======== RAW DATA
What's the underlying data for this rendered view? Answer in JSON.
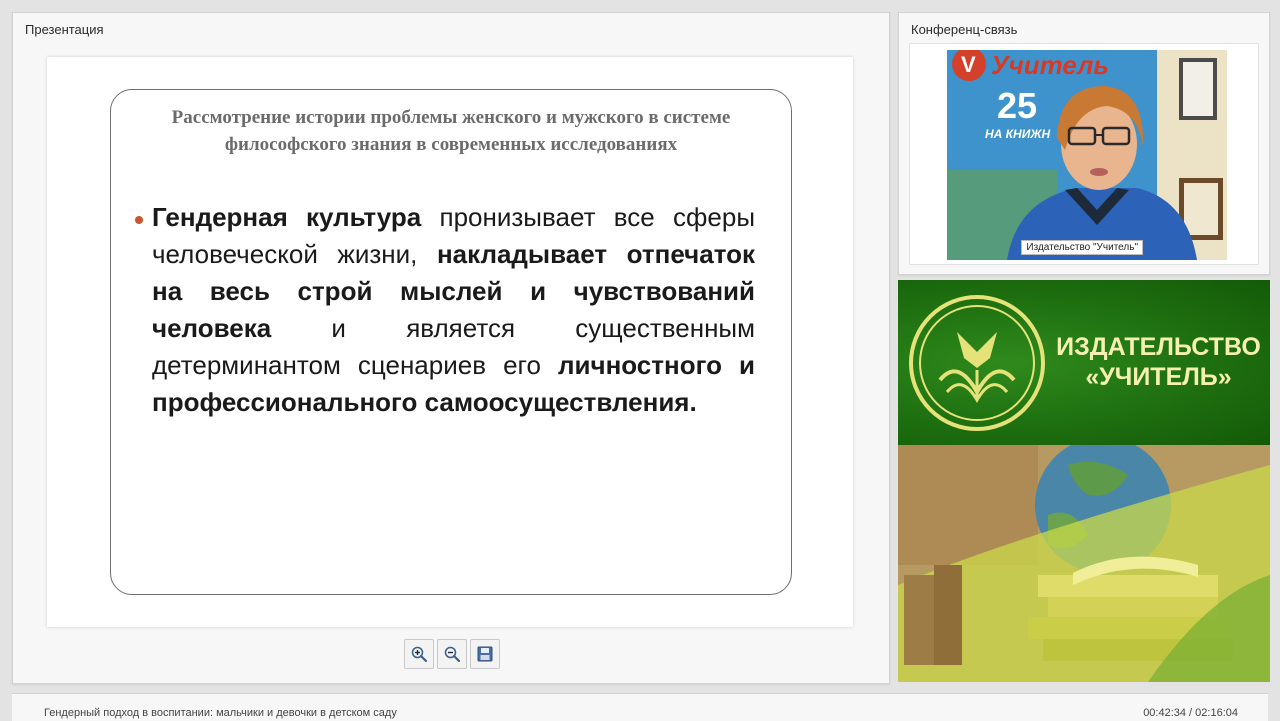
{
  "presentation": {
    "title": "Презентация",
    "slide": {
      "heading": "Рассмотрение истории проблемы женского и мужского в системе философского знания в современных исследованиях",
      "body": [
        {
          "text": "Гендерная культура",
          "bold": true
        },
        {
          "text": " пронизывает все сферы человеческой жизни, ",
          "bold": false
        },
        {
          "text": "накладывает отпечаток на весь строй мыслей и чувствований человека",
          "bold": true
        },
        {
          "text": " и является существенным детерминантом сценариев его ",
          "bold": false
        },
        {
          "text": "личностного и профессионального самоосуществления.",
          "bold": true
        }
      ]
    },
    "toolbar": [
      {
        "name": "zoom-in-button",
        "icon": "zoom-in-icon"
      },
      {
        "name": "zoom-out-button",
        "icon": "zoom-out-icon"
      },
      {
        "name": "save-button",
        "icon": "save-icon"
      }
    ]
  },
  "conference": {
    "title": "Конференц-связь",
    "video_label": "Издательство \"Учитель\"",
    "backdrop_text": {
      "brand": "Учитель",
      "number": "25",
      "tagline": "НА КНИЖН"
    }
  },
  "banner": {
    "publisher_line1": "ИЗДАТЕЛЬСТВО",
    "publisher_line2": "«УЧИТЕЛЬ»",
    "colors": {
      "green": "#1e6f10",
      "text": "#f5f0b0"
    }
  },
  "footer": {
    "course_title": "Гендерный подход в воспитании: мальчики и девочки в детском саду",
    "time": "00:42:34 / 02:16:04"
  }
}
================
## WHAT YOU NEED TO DO:
Check each line of the records above for "button", and copy those that have it.

## RESULT OF THE TASK:
        "name": "zoom-in-button",
        "name": "zoom-out-button",
        "name": "save-button",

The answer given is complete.